▶ _Material for this task_:
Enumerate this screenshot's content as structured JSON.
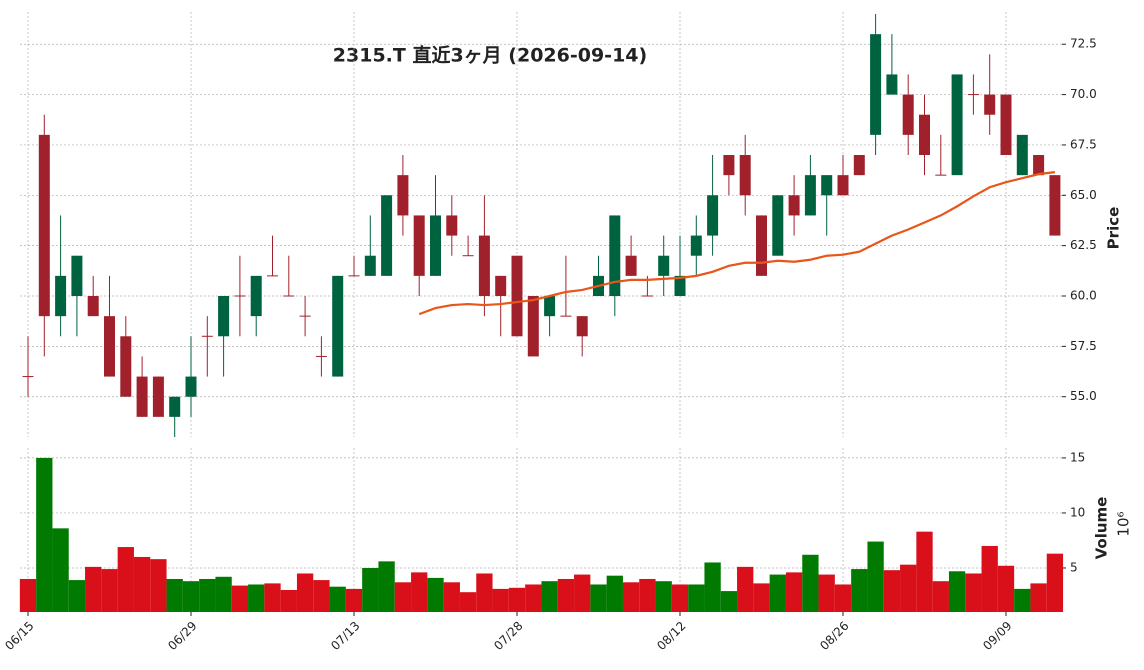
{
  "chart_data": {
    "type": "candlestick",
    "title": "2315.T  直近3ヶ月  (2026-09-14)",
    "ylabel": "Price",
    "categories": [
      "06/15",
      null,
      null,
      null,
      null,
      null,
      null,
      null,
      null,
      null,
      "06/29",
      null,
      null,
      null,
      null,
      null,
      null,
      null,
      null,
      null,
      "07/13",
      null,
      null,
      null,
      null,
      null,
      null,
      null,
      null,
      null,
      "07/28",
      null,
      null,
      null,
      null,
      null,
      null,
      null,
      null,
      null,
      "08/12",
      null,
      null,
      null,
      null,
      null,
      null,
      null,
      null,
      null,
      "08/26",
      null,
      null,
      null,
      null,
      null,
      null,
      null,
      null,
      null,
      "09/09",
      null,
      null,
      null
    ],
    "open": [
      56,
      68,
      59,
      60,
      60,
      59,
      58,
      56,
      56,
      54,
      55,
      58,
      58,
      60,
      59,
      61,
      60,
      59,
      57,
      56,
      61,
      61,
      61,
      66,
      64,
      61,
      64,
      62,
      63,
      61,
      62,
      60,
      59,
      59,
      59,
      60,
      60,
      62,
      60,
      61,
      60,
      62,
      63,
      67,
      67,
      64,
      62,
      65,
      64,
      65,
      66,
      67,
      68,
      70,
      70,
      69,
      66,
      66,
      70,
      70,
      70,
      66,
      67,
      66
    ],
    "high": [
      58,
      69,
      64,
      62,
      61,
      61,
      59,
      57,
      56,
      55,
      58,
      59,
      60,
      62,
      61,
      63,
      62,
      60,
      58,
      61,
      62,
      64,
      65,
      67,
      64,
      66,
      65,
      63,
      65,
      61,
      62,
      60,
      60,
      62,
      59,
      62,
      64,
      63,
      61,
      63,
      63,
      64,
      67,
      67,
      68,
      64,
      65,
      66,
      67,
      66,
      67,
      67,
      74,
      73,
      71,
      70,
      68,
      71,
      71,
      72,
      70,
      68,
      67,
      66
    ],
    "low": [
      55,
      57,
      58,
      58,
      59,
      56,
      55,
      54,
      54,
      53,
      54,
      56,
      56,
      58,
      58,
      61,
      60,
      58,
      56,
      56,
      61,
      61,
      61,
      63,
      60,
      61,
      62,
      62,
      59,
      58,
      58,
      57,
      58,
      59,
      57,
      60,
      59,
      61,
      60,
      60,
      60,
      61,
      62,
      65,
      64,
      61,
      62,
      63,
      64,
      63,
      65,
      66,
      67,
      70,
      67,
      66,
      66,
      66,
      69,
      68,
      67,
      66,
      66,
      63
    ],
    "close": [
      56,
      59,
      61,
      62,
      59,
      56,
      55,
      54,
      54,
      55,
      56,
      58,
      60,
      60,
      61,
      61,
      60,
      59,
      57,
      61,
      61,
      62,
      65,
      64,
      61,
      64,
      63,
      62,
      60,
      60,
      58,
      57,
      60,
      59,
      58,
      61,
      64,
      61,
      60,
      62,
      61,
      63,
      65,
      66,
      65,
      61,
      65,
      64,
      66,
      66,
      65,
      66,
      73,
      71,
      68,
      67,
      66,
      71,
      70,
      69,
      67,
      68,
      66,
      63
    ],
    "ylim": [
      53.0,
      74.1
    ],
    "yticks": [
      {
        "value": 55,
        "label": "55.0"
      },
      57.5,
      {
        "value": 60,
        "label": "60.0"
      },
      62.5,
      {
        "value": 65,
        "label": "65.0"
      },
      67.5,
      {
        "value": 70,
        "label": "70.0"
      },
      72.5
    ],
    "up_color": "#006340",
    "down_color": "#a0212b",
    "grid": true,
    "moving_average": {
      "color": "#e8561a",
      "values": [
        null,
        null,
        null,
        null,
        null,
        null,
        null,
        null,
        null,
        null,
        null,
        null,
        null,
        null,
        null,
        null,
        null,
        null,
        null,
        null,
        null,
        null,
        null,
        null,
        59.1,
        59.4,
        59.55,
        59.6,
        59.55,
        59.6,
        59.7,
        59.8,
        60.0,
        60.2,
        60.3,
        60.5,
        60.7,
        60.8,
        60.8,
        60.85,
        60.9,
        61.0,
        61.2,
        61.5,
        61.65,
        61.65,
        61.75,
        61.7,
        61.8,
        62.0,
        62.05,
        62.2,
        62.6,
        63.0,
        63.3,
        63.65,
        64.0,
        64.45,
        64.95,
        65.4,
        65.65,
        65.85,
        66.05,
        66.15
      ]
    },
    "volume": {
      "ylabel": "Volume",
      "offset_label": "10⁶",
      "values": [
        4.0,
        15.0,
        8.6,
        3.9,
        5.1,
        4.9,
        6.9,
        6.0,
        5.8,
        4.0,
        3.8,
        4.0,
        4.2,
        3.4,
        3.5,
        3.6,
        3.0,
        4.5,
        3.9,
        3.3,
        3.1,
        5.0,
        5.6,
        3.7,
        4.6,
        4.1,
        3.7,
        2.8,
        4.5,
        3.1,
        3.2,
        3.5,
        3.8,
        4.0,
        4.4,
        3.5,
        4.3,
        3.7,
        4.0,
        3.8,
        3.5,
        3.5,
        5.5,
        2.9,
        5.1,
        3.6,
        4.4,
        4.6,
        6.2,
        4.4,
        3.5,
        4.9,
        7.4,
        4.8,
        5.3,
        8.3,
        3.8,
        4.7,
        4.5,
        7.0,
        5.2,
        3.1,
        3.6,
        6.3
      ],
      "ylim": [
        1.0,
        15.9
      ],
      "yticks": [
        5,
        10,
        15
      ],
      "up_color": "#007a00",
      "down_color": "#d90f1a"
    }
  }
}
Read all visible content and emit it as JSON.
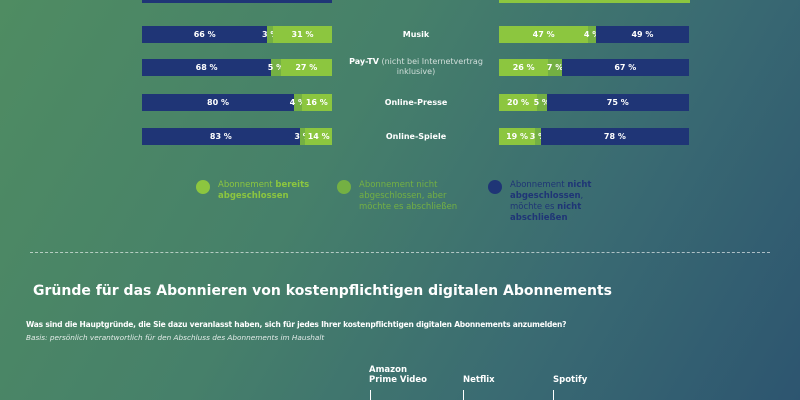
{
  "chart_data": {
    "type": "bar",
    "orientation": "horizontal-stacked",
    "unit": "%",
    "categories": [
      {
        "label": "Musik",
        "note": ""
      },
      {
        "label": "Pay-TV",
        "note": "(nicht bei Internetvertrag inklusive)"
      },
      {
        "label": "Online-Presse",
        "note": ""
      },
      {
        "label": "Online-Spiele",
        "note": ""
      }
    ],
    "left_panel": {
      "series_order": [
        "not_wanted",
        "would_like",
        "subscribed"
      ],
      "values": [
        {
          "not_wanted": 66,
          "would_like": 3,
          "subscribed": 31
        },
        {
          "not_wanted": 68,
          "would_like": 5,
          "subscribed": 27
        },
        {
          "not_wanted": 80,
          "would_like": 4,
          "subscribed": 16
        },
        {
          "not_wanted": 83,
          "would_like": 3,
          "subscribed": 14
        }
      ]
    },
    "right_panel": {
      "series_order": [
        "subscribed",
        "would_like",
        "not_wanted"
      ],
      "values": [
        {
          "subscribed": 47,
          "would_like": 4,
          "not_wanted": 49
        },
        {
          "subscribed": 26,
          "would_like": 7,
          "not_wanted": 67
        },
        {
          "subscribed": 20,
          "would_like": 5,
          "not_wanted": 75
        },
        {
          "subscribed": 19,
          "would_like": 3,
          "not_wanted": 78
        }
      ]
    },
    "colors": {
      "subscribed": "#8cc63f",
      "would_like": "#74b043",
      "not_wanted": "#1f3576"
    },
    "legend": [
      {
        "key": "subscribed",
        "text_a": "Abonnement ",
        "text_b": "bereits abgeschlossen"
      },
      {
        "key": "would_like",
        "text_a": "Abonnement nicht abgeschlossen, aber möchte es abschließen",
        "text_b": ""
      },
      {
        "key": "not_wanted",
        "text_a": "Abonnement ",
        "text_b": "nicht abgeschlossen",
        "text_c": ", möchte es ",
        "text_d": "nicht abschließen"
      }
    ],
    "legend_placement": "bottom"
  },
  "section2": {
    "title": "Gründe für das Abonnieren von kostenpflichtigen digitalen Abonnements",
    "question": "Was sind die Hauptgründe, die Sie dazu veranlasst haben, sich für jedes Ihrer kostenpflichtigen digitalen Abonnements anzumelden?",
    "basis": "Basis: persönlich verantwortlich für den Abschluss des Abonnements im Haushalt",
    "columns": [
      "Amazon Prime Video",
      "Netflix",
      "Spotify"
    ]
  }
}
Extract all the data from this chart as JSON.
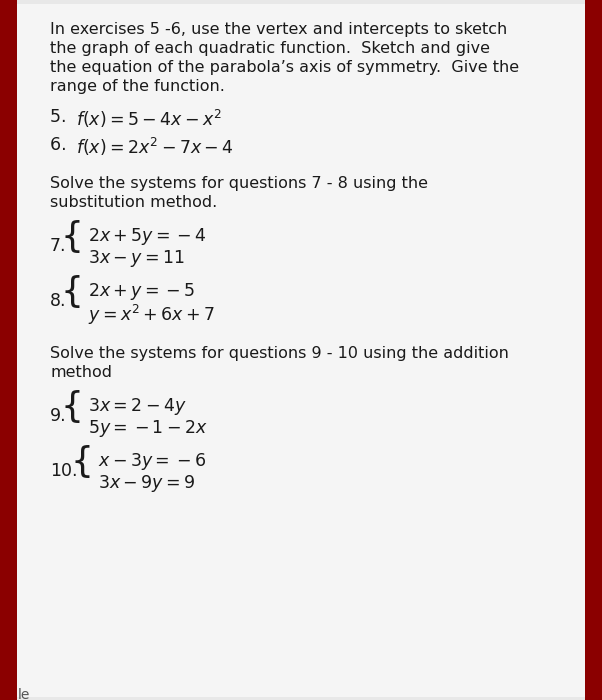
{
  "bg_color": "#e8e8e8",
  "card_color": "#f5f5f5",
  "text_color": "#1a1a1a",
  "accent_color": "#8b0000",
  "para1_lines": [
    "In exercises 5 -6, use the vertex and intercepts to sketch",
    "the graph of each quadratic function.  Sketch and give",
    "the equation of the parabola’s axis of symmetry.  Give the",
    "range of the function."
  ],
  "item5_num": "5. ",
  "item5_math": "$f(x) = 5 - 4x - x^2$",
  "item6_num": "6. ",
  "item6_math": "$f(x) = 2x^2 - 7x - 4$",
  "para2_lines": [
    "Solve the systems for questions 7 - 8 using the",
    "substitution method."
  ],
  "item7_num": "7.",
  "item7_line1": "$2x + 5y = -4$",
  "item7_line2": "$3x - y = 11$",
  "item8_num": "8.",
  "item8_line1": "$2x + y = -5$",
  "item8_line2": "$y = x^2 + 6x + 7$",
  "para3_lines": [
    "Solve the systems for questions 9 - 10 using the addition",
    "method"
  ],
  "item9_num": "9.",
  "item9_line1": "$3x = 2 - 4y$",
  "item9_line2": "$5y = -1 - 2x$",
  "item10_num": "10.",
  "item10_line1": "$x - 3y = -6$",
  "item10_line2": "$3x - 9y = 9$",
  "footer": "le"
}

▶ _Objective_: Gather each line in these records that contains the string "questions".

▶ _The output_:
    "Solve the systems for questions 7 - 8 using the",
    "Solve the systems for questions 9 - 10 using the addition",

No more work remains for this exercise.